── Dataset entries
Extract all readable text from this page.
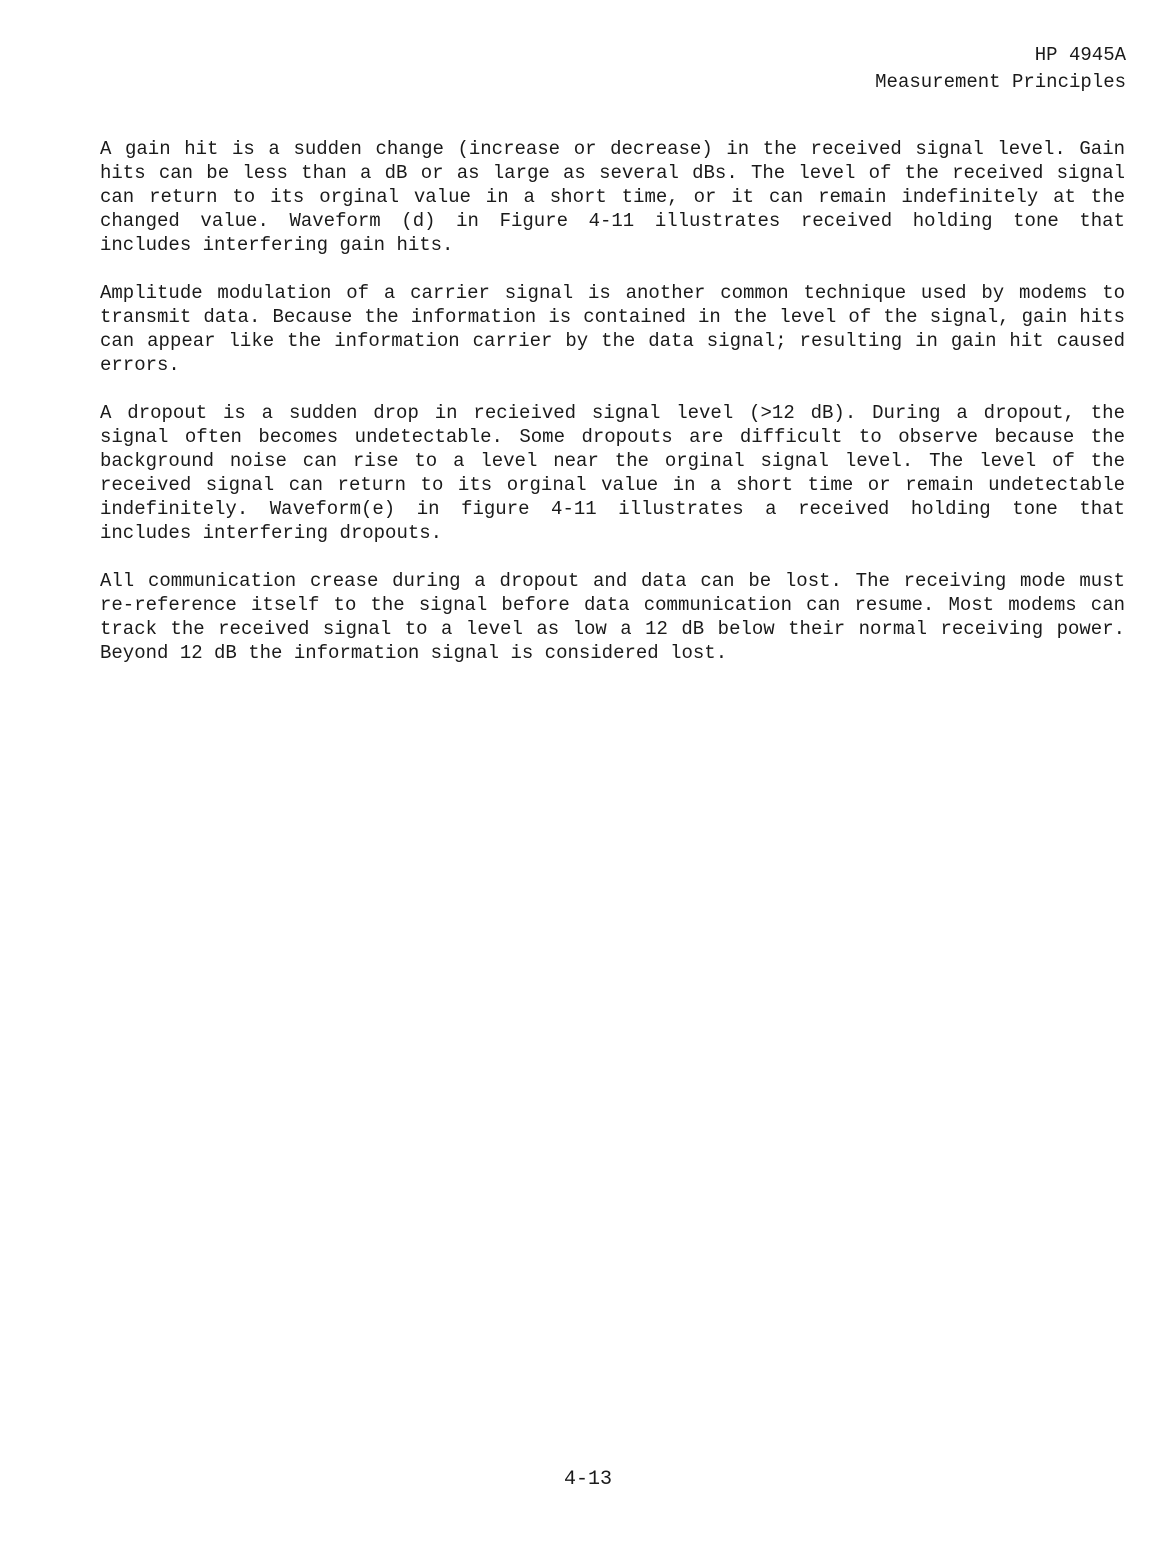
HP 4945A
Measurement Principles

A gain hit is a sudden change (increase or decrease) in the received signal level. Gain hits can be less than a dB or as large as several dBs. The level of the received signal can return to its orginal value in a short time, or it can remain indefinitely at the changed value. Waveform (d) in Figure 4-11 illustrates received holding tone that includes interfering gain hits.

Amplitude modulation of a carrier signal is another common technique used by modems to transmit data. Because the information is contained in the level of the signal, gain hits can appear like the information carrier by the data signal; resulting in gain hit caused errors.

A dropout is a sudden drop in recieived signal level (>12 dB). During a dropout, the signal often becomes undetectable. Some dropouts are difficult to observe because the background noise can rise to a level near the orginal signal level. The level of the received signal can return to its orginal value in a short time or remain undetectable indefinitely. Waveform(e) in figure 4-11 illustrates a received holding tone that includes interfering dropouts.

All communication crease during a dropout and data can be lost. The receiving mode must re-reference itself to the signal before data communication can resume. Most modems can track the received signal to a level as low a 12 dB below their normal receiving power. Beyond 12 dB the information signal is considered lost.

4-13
────
Set task - Copy each line exactly, and leave the pictures out of your copy.

Output for this exercise -
Extract all readable text from this page.
HP 4945A
Measurement Principles

A gain hit is a sudden change (increase or decrease) in the received signal level. Gain hits can be less than a dB or as large as several dBs. The level of the received signal can return to its orginal value in a short time, or it can remain indefinitely at the changed value. Waveform (d) in Figure 4-11 illustrates received holding tone that includes interfering gain hits.

Amplitude modulation of a carrier signal is another common technique used by modems to transmit data. Because the information is contained in the level of the signal, gain hits can appear like the information carrier by the data signal; resulting in gain hit caused errors.

A dropout is a sudden drop in recieived signal level (>12 dB). During a dropout, the signal often becomes undetectable. Some dropouts are difficult to observe because the background noise can rise to a level near the orginal signal level. The level of the received signal can return to its orginal value in a short time or remain undetectable indefinitely. Waveform(e) in figure 4-11 illustrates a received holding tone that includes interfering dropouts.

All communication crease during a dropout and data can be lost. The receiving mode must re-reference itself to the signal before data communication can resume. Most modems can track the received signal to a level as low a 12 dB below their normal receiving power. Beyond 12 dB the information signal is considered lost.

4-13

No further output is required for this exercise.